Extracted data entries
__________

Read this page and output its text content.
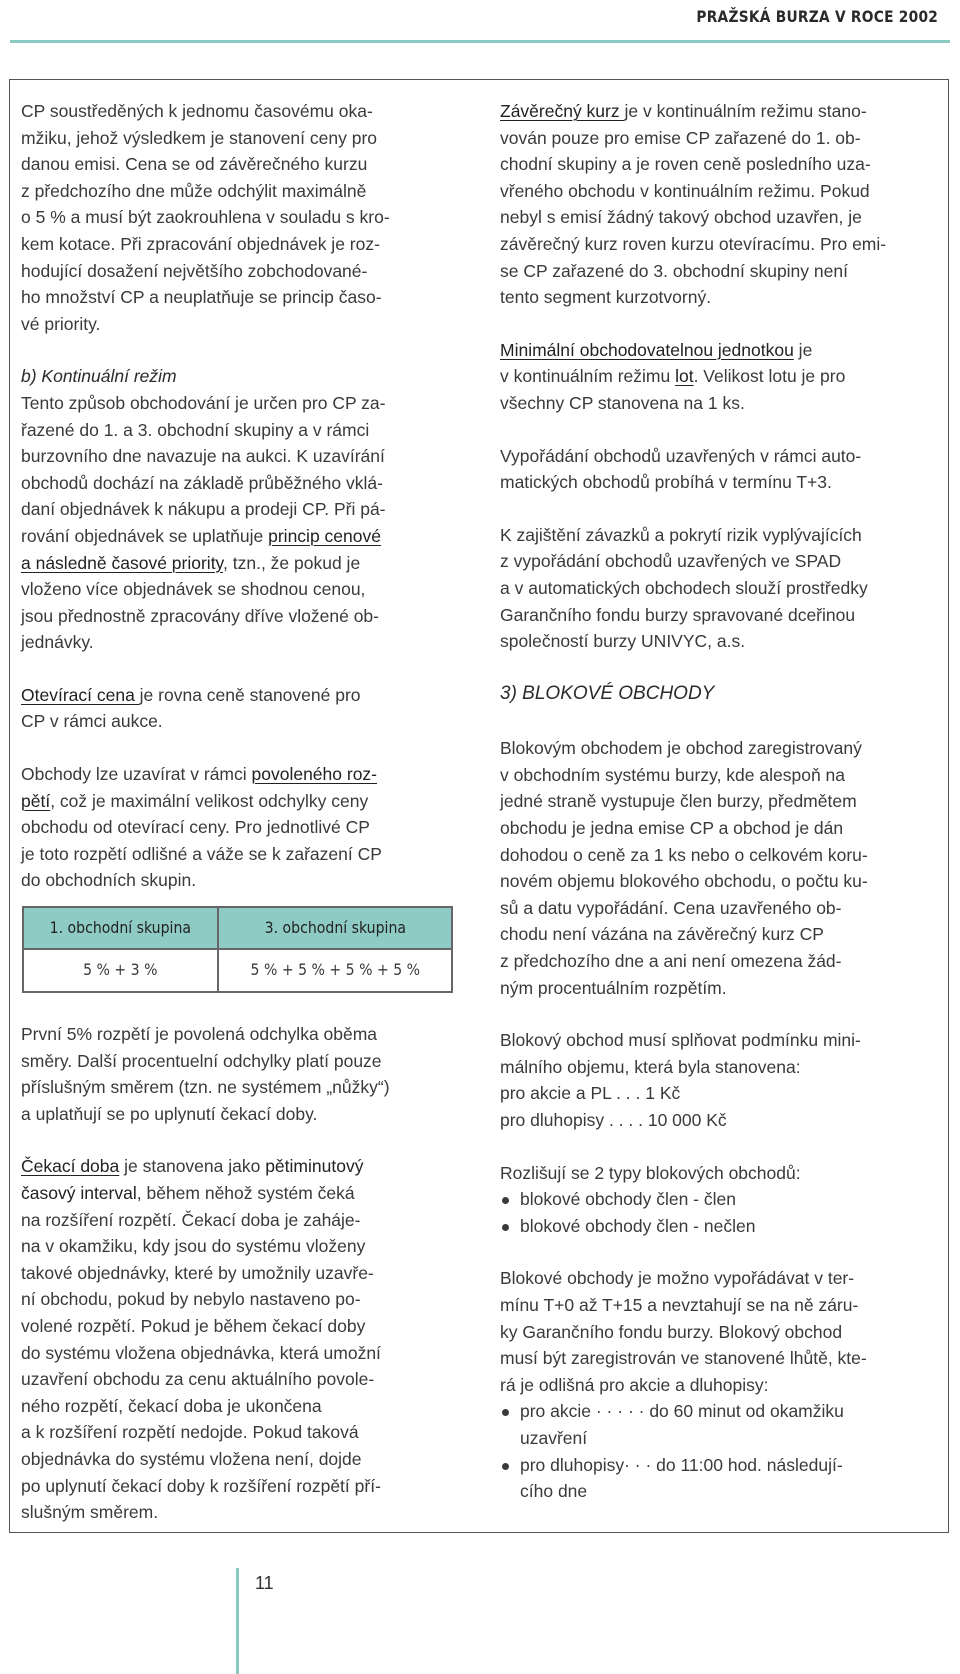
PRAŽSKÁ BURZA V ROCE 2002

CP soustředěných k jednomu časovému oka-
mžiku, jehož výsledkem je stanovení ceny pro
danou emisi. Cena se od závěrečného kurzu
z předchozího dne může odchýlit maximálně
o 5 % a musí být zaokrouhlena v souladu s kro-
kem kotace. Při zpracování objednávek je roz-
hodující dosažení největšího zobchodované-
ho množství CP a neuplatňuje se princip časo-
vé priority.

b) Kontinuální režim

Tento způsob obchodování je určen pro CP za-
řazené do 1. a 3. obchodní skupiny a v rámci
burzovního dne navazuje na aukci. K uzavírání
obchodů dochází na základě průběžného vklá-
daní objednávek k nákupu a prodeji CP. Při pá-
rování objednávek se uplatňuje princip cenové
a následně časové priority, tzn., že pokud je
vloženo více objednávek se shodnou cenou,
jsou přednostně zpracovány dříve vložené ob-
jednávky.

Otevírací cena je rovna ceně stanovené pro
CP v rámci aukce.

Obchody lze uzavírat v rámci povoleného roz-
pětí, což je maximální velikost odchylky ceny
obchodu od otevírací ceny. Pro jednotlivé CP
je toto rozpětí odlišné a váže se k zařazení CP
do obchodních skupin.

1. obchodní skupina	3. obchodní skupina
5 % + 3 %	5 % + 5 % + 5 % + 5 %

První 5% rozpětí je povolená odchylka oběma
směry. Další procentuelní odchylky platí pouze
příslušným směrem (tzn. ne systémem „nůžky“)
a uplatňují se po uplynutí čekací doby.

Čekací doba je stanovena jako pětiminutový
časový interval, během něhož systém čeká
na rozšíření rozpětí. Čekací doba je zaháje-
na v okamžiku, kdy jsou do systému vloženy
takové objednávky, které by umožnily uzavře-
ní obchodu, pokud by nebylo nastaveno po-
volené rozpětí. Pokud je během čekací doby
do systému vložena objednávka, která umožní
uzavření obchodu za cenu aktuálního povole-
ného rozpětí, čekací doba je ukončena
a k rozšíření rozpětí nedojde. Pokud taková
objednávka do systému vložena není, dojde
po uplynutí čekací doby k rozšíření rozpětí pří-
slušným směrem.

Závěrečný kurz je v kontinuálním režimu stano-
vován pouze pro emise CP zařazené do 1. ob-
chodní skupiny a je roven ceně posledního uza-
vřeného obchodu v kontinuálním režimu. Pokud
nebyl s emisí žádný takový obchod uzavřen, je
závěrečný kurz roven kurzu otevíracímu. Pro emi-
se CP zařazené do 3. obchodní skupiny není
tento segment kurzotvorný.

Minimální obchodovatelnou jednotkou je
v kontinuálním režimu lot. Velikost lotu je pro
všechny CP stanovena na 1 ks.

Vypořádání obchodů uzavřených v rámci auto-
matických obchodů probíhá v termínu T+3.

K zajištění závazků a pokrytí rizik vyplývajících
z vypořádání obchodů uzavřených ve SPAD
a v automatických obchodech slouží prostředky
Garančního fondu burzy spravované dceřinou
společností burzy UNIVYC, a.s.

3) BLOKOVÉ OBCHODY

Blokovým obchodem je obchod zaregistrovaný
v obchodním systému burzy, kde alespoň na
jedné straně vystupuje člen burzy, předmětem
obchodu je jedna emise CP a obchod je dán
dohodou o ceně za 1 ks nebo o celkovém koru-
novém objemu blokového obchodu, o počtu ku-
sů a datu vypořádání. Cena uzavřeného ob-
chodu není vázána na závěrečný kurz CP
z předchozího dne a ani není omezena žád-
ným procentuálním rozpětím.

Blokový obchod musí splňovat podmínku mini-
málního objemu, která byla stanovena:
pro akcie a PL . . . 1 Kč
pro dluhopisy . . . . 10 000 Kč

Rozlišují se 2 typy blokových obchodů:

blokové obchody člen - člen
blokové obchody člen - nečlen

Blokové obchody je možno vypořádávat v ter-
mínu T+0 až T+15 a nevztahují se na ně záru-
ky Garančního fondu burzy. Blokový obchod
musí být zaregistrován ve stanovené lhůtě, kte-
rá je odlišná pro akcie a dluhopisy:

pro akcie · · · · · do 60 minut od okamžiku
uzavření
pro dluhopisy· · · do 11:00 hod. následují-
cího dne
11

__________

Your goal
Make an exact copy of the data above, pictures excluded.

Exercise response
Read this page and output its text content.
PRAŽSKÁ BURZA V ROCE 2002

CP soustředěných k jednomu časovému oka-
mžiku, jehož výsledkem je stanovení ceny pro
danou emisi. Cena se od závěrečného kurzu
z předchozího dne může odchýlit maximálně
o 5 % a musí být zaokrouhlena v souladu s kro-
kem kotace. Při zpracování objednávek je roz-
hodující dosažení největšího zobchodované-
ho množství CP a neuplatňuje se princip časo-
vé priority.

b) Kontinuální režim

Tento způsob obchodování je určen pro CP za-
řazené do 1. a 3. obchodní skupiny a v rámci
burzovního dne navazuje na aukci. K uzavírání
obchodů dochází na základě průběžného vklá-
daní objednávek k nákupu a prodeji CP. Při pá-
rování objednávek se uplatňuje princip cenové
a následně časové priority, tzn., že pokud je
vloženo více objednávek se shodnou cenou,
jsou přednostně zpracovány dříve vložené ob-
jednávky.

Otevírací cena je rovna ceně stanovené pro
CP v rámci aukce.

Obchody lze uzavírat v rámci povoleného roz-
pětí, což je maximální velikost odchylky ceny
obchodu od otevírací ceny. Pro jednotlivé CP
je toto rozpětí odlišné a váže se k zařazení CP
do obchodních skupin.

1. obchodní skupina	3. obchodní skupina
5 % + 3 %	5 % + 5 % + 5 % + 5 %

První 5% rozpětí je povolená odchylka oběma
směry. Další procentuelní odchylky platí pouze
příslušným směrem (tzn. ne systémem „nůžky“)
a uplatňují se po uplynutí čekací doby.

Čekací doba je stanovena jako pětiminutový
časový interval, během něhož systém čeká
na rozšíření rozpětí. Čekací doba je zaháje-
na v okamžiku, kdy jsou do systému vloženy
takové objednávky, které by umožnily uzavře-
ní obchodu, pokud by nebylo nastaveno po-
volené rozpětí. Pokud je během čekací doby
do systému vložena objednávka, která umožní
uzavření obchodu za cenu aktuálního povole-
ného rozpětí, čekací doba je ukončena
a k rozšíření rozpětí nedojde. Pokud taková
objednávka do systému vložena není, dojde
po uplynutí čekací doby k rozšíření rozpětí pří-
slušným směrem.

Závěrečný kurz je v kontinuálním režimu stano-
vován pouze pro emise CP zařazené do 1. ob-
chodní skupiny a je roven ceně posledního uza-
vřeného obchodu v kontinuálním režimu. Pokud
nebyl s emisí žádný takový obchod uzavřen, je
závěrečný kurz roven kurzu otevíracímu. Pro emi-
se CP zařazené do 3. obchodní skupiny není
tento segment kurzotvorný.

Minimální obchodovatelnou jednotkou je
v kontinuálním režimu lot. Velikost lotu je pro
všechny CP stanovena na 1 ks.

Vypořádání obchodů uzavřených v rámci auto-
matických obchodů probíhá v termínu T+3.

K zajištění závazků a pokrytí rizik vyplývajících
z vypořádání obchodů uzavřených ve SPAD
a v automatických obchodech slouží prostředky
Garančního fondu burzy spravované dceřinou
společností burzy UNIVYC, a.s.

3) BLOKOVÉ OBCHODY

Blokovým obchodem je obchod zaregistrovaný
v obchodním systému burzy, kde alespoň na
jedné straně vystupuje člen burzy, předmětem
obchodu je jedna emise CP a obchod je dán
dohodou o ceně za 1 ks nebo o celkovém koru-
novém objemu blokového obchodu, o počtu ku-
sů a datu vypořádání. Cena uzavřeného ob-
chodu není vázána na závěrečný kurz CP
z předchozího dne a ani není omezena žád-
ným procentuálním rozpětím.

Blokový obchod musí splňovat podmínku mini-
málního objemu, která byla stanovena:
pro akcie a PL . . . 1 Kč
pro dluhopisy . . . . 10 000 Kč

Rozlišují se 2 typy blokových obchodů:

blokové obchody člen - člen
blokové obchody člen - nečlen

Blokové obchody je možno vypořádávat v ter-
mínu T+0 až T+15 a nevztahují se na ně záru-
ky Garančního fondu burzy. Blokový obchod
musí být zaregistrován ve stanovené lhůtě, kte-
rá je odlišná pro akcie a dluhopisy:

pro akcie · · · · · do 60 minut od okamžiku
uzavření
pro dluhopisy· · · do 11:00 hod. následují-
cího dne
11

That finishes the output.